— The task —
Extract all lines from the data beneath that include the word "name".

— Stored data —
================================
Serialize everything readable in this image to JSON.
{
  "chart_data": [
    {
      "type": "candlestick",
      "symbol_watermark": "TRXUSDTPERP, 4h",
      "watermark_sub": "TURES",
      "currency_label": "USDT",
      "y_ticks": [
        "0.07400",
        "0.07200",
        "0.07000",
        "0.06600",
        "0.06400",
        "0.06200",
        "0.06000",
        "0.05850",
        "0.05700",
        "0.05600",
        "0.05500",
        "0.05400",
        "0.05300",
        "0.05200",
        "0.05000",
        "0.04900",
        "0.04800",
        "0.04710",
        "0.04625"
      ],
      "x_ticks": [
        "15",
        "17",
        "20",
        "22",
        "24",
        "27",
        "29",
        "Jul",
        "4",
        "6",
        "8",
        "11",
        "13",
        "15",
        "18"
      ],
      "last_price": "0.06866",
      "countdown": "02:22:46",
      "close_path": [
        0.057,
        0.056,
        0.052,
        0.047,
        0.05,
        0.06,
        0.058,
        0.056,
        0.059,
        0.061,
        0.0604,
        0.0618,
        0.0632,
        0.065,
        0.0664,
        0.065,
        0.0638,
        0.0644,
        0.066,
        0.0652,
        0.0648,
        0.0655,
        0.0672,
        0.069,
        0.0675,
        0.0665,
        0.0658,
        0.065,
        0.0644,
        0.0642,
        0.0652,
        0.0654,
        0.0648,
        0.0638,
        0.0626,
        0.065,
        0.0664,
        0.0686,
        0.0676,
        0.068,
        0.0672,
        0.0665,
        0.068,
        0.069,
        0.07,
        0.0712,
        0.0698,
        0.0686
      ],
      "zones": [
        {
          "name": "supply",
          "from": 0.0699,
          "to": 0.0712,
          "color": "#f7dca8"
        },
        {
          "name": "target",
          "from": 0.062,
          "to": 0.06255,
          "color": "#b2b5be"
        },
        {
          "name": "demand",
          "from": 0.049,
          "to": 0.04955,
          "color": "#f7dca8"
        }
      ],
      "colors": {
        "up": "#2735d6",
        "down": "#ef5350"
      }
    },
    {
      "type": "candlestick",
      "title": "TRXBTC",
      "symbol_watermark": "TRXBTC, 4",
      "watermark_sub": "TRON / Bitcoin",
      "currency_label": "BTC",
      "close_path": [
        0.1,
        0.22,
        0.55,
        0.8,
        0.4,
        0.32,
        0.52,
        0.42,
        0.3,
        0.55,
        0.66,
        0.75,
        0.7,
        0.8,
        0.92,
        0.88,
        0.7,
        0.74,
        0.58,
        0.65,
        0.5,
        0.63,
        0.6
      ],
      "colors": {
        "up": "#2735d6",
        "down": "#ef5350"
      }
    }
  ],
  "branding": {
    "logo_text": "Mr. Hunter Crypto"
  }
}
================================
— Problem solution —
          "name": "supply",
          "name": "target",
          "name": "demand",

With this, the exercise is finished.